◆ Stated exercise ◆
The records should be written out in full, with nothing altered.

◆ Data listing ◆
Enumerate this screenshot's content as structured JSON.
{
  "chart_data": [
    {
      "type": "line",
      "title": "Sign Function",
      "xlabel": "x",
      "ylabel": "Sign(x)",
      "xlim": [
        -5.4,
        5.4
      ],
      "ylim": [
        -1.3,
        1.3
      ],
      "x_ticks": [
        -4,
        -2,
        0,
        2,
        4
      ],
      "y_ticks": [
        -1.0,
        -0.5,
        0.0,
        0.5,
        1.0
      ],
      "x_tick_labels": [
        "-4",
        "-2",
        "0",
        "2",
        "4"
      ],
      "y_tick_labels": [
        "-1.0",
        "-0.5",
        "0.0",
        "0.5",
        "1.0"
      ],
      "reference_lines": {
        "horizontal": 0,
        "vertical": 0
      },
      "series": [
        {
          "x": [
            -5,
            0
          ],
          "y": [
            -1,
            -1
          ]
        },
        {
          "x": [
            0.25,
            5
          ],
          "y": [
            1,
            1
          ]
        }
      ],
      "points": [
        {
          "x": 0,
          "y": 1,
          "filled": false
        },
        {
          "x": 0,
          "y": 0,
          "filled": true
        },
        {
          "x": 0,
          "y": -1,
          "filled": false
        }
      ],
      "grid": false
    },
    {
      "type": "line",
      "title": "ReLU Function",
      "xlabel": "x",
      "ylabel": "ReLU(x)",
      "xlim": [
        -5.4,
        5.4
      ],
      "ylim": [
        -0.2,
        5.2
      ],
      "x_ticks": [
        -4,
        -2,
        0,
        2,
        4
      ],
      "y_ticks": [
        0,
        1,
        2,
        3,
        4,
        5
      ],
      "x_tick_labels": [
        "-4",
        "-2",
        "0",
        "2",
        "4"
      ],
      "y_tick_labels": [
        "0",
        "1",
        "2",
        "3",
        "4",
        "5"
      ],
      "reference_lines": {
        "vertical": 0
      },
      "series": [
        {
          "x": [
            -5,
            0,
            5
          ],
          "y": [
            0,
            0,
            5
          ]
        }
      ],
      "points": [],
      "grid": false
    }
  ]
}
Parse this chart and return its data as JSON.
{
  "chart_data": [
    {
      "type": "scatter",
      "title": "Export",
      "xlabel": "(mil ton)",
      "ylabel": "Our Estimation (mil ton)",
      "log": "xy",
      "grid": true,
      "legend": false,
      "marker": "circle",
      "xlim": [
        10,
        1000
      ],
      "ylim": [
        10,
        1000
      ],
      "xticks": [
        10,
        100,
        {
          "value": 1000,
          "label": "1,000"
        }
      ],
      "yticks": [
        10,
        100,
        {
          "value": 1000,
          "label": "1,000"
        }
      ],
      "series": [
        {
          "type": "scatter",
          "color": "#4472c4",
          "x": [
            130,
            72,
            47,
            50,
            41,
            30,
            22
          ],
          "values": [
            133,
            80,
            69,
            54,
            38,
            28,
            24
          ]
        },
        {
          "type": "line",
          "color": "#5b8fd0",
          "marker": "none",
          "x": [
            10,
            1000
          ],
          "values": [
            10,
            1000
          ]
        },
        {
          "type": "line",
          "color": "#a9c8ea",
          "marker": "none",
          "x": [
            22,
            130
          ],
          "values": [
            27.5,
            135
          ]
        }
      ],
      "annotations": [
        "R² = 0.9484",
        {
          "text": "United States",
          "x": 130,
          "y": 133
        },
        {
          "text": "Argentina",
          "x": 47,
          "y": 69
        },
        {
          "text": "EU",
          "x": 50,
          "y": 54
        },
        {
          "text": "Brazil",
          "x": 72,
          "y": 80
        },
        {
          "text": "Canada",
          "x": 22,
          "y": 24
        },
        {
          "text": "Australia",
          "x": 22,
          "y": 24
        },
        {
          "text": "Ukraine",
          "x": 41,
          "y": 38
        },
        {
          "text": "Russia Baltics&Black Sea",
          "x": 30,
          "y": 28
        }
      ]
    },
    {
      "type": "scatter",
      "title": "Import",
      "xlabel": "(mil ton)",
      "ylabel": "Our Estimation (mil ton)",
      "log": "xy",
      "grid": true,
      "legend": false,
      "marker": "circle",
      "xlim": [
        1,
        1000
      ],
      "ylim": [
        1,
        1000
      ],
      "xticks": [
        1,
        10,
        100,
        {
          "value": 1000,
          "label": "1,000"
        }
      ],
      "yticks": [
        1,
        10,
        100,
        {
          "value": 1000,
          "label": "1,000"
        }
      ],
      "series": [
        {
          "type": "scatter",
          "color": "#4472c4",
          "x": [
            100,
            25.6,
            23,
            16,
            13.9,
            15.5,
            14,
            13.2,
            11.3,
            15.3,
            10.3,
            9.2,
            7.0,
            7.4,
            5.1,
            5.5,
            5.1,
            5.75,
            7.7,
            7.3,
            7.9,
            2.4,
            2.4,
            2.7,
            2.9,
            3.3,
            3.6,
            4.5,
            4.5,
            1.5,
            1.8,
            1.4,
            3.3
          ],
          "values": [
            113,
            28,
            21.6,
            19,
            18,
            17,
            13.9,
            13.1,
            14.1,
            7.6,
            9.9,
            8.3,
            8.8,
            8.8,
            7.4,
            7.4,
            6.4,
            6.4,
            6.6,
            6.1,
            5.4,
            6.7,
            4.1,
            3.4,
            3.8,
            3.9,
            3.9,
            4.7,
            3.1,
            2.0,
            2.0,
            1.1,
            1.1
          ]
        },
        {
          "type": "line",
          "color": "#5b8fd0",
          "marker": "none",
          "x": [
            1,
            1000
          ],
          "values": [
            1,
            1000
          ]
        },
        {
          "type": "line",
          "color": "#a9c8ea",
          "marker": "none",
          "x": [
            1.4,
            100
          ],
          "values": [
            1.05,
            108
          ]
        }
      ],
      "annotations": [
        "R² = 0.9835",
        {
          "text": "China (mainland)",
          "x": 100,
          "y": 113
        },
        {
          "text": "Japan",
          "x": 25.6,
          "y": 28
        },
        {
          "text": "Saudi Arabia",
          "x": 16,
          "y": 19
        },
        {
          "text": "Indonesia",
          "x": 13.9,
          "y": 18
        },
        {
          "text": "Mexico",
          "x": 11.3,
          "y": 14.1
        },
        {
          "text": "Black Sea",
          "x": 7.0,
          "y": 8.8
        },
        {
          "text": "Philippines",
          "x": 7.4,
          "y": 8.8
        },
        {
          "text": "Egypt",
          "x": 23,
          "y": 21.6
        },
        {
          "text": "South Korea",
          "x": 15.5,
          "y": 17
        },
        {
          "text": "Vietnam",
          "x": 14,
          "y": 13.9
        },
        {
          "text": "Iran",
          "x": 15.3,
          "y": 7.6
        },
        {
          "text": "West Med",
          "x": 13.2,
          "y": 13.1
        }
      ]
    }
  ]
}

◆ Exercise output ◆
Enumerate this screenshot's content as structured JSON.
{
  "chart_data": [
    {
      "type": "line",
      "title": "Sign Function",
      "xlabel": "x",
      "ylabel": "Sign(x)",
      "xlim": [
        -5.4,
        5.4
      ],
      "ylim": [
        -1.3,
        1.3
      ],
      "x_ticks": [
        -4,
        -2,
        0,
        2,
        4
      ],
      "y_ticks": [
        -1.0,
        -0.5,
        0.0,
        0.5,
        1.0
      ],
      "x_tick_labels": [
        "-4",
        "-2",
        "0",
        "2",
        "4"
      ],
      "y_tick_labels": [
        "-1.0",
        "-0.5",
        "0.0",
        "0.5",
        "1.0"
      ],
      "reference_lines": {
        "horizontal": 0,
        "vertical": 0
      },
      "series": [
        {
          "x": [
            -5,
            0
          ],
          "y": [
            -1,
            -1
          ]
        },
        {
          "x": [
            0.25,
            5
          ],
          "y": [
            1,
            1
          ]
        }
      ],
      "points": [
        {
          "x": 0,
          "y": 1,
          "filled": false
        },
        {
          "x": 0,
          "y": 0,
          "filled": true
        },
        {
          "x": 0,
          "y": -1,
          "filled": false
        }
      ],
      "grid": false
    },
    {
      "type": "line",
      "title": "ReLU Function",
      "xlabel": "x",
      "ylabel": "ReLU(x)",
      "xlim": [
        -5.4,
        5.4
      ],
      "ylim": [
        -0.2,
        5.2
      ],
      "x_ticks": [
        -4,
        -2,
        0,
        2,
        4
      ],
      "y_ticks": [
        0,
        1,
        2,
        3,
        4,
        5
      ],
      "x_tick_labels": [
        "-4",
        "-2",
        "0",
        "2",
        "4"
      ],
      "y_tick_labels": [
        "0",
        "1",
        "2",
        "3",
        "4",
        "5"
      ],
      "reference_lines": {
        "vertical": 0
      },
      "series": [
        {
          "x": [
            -5,
            0,
            5
          ],
          "y": [
            0,
            0,
            5
          ]
        }
      ],
      "points": [],
      "grid": false
    }
  ]
}
Parse this chart and return its data as JSON.
{
  "chart_data": [
    {
      "type": "scatter",
      "title": "Export",
      "xlabel": "(mil ton)",
      "ylabel": "Our Estimation (mil ton)",
      "log": "xy",
      "grid": true,
      "legend": false,
      "marker": "circle",
      "xlim": [
        10,
        1000
      ],
      "ylim": [
        10,
        1000
      ],
      "xticks": [
        10,
        100,
        {
          "value": 1000,
          "label": "1,000"
        }
      ],
      "yticks": [
        10,
        100,
        {
          "value": 1000,
          "label": "1,000"
        }
      ],
      "series": [
        {
          "type": "scatter",
          "color": "#4472c4",
          "x": [
            130,
            72,
            47,
            50,
            41,
            30,
            22
          ],
          "values": [
            133,
            80,
            69,
            54,
            38,
            28,
            24
          ]
        },
        {
          "type": "line",
          "color": "#5b8fd0",
          "marker": "none",
          "x": [
            10,
            1000
          ],
          "values": [
            10,
            1000
          ]
        },
        {
          "type": "line",
          "color": "#a9c8ea",
          "marker": "none",
          "x": [
            22,
            130
          ],
          "values": [
            27.5,
            135
          ]
        }
      ],
      "annotations": [
        "R² = 0.9484",
        {
          "text": "United States",
          "x": 130,
          "y": 133
        },
        {
          "text": "Argentina",
          "x": 47,
          "y": 69
        },
        {
          "text": "EU",
          "x": 50,
          "y": 54
        },
        {
          "text": "Brazil",
          "x": 72,
          "y": 80
        },
        {
          "text": "Canada",
          "x": 22,
          "y": 24
        },
        {
          "text": "Australia",
          "x": 22,
          "y": 24
        },
        {
          "text": "Ukraine",
          "x": 41,
          "y": 38
        },
        {
          "text": "Russia Baltics&Black Sea",
          "x": 30,
          "y": 28
        }
      ]
    },
    {
      "type": "scatter",
      "title": "Import",
      "xlabel": "(mil ton)",
      "ylabel": "Our Estimation (mil ton)",
      "log": "xy",
      "grid": true,
      "legend": false,
      "marker": "circle",
      "xlim": [
        1,
        1000
      ],
      "ylim": [
        1,
        1000
      ],
      "xticks": [
        1,
        10,
        100,
        {
          "value": 1000,
          "label": "1,000"
        }
      ],
      "yticks": [
        1,
        10,
        100,
        {
          "value": 1000,
          "label": "1,000"
        }
      ],
      "series": [
        {
          "type": "scatter",
          "color": "#4472c4",
          "x": [
            100,
            25.6,
            23,
            16,
            13.9,
            15.5,
            14,
            13.2,
            11.3,
            15.3,
            10.3,
            9.2,
            7.0,
            7.4,
            5.1,
            5.5,
            5.1,
            5.75,
            7.7,
            7.3,
            7.9,
            2.4,
            2.4,
            2.7,
            2.9,
            3.3,
            3.6,
            4.5,
            4.5,
            1.5,
            1.8,
            1.4,
            3.3
          ],
          "values": [
            113,
            28,
            21.6,
            19,
            18,
            17,
            13.9,
            13.1,
            14.1,
            7.6,
            9.9,
            8.3,
            8.8,
            8.8,
            7.4,
            7.4,
            6.4,
            6.4,
            6.6,
            6.1,
            5.4,
            6.7,
            4.1,
            3.4,
            3.8,
            3.9,
            3.9,
            4.7,
            3.1,
            2.0,
            2.0,
            1.1,
            1.1
          ]
        },
        {
          "type": "line",
          "color": "#5b8fd0",
          "marker": "none",
          "x": [
            1,
            1000
          ],
          "values": [
            1,
            1000
          ]
        },
        {
          "type": "line",
          "color": "#a9c8ea",
          "marker": "none",
          "x": [
            1.4,
            100
          ],
          "values": [
            1.05,
            108
          ]
        }
      ],
      "annotations": [
        "R² = 0.9835",
        {
          "text": "China (mainland)",
          "x": 100,
          "y": 113
        },
        {
          "text": "Japan",
          "x": 25.6,
          "y": 28
        },
        {
          "text": "Saudi Arabia",
          "x": 16,
          "y": 19
        },
        {
          "text": "Indonesia",
          "x": 13.9,
          "y": 18
        },
        {
          "text": "Mexico",
          "x": 11.3,
          "y": 14.1
        },
        {
          "text": "Black Sea",
          "x": 7.0,
          "y": 8.8
        },
        {
          "text": "Philippines",
          "x": 7.4,
          "y": 8.8
        },
        {
          "text": "Egypt",
          "x": 23,
          "y": 21.6
        },
        {
          "text": "South Korea",
          "x": 15.5,
          "y": 17
        },
        {
          "text": "Vietnam",
          "x": 14,
          "y": 13.9
        },
        {
          "text": "Iran",
          "x": 15.3,
          "y": 7.6
        },
        {
          "text": "West Med",
          "x": 13.2,
          "y": 13.1
        }
      ]
    }
  ]
}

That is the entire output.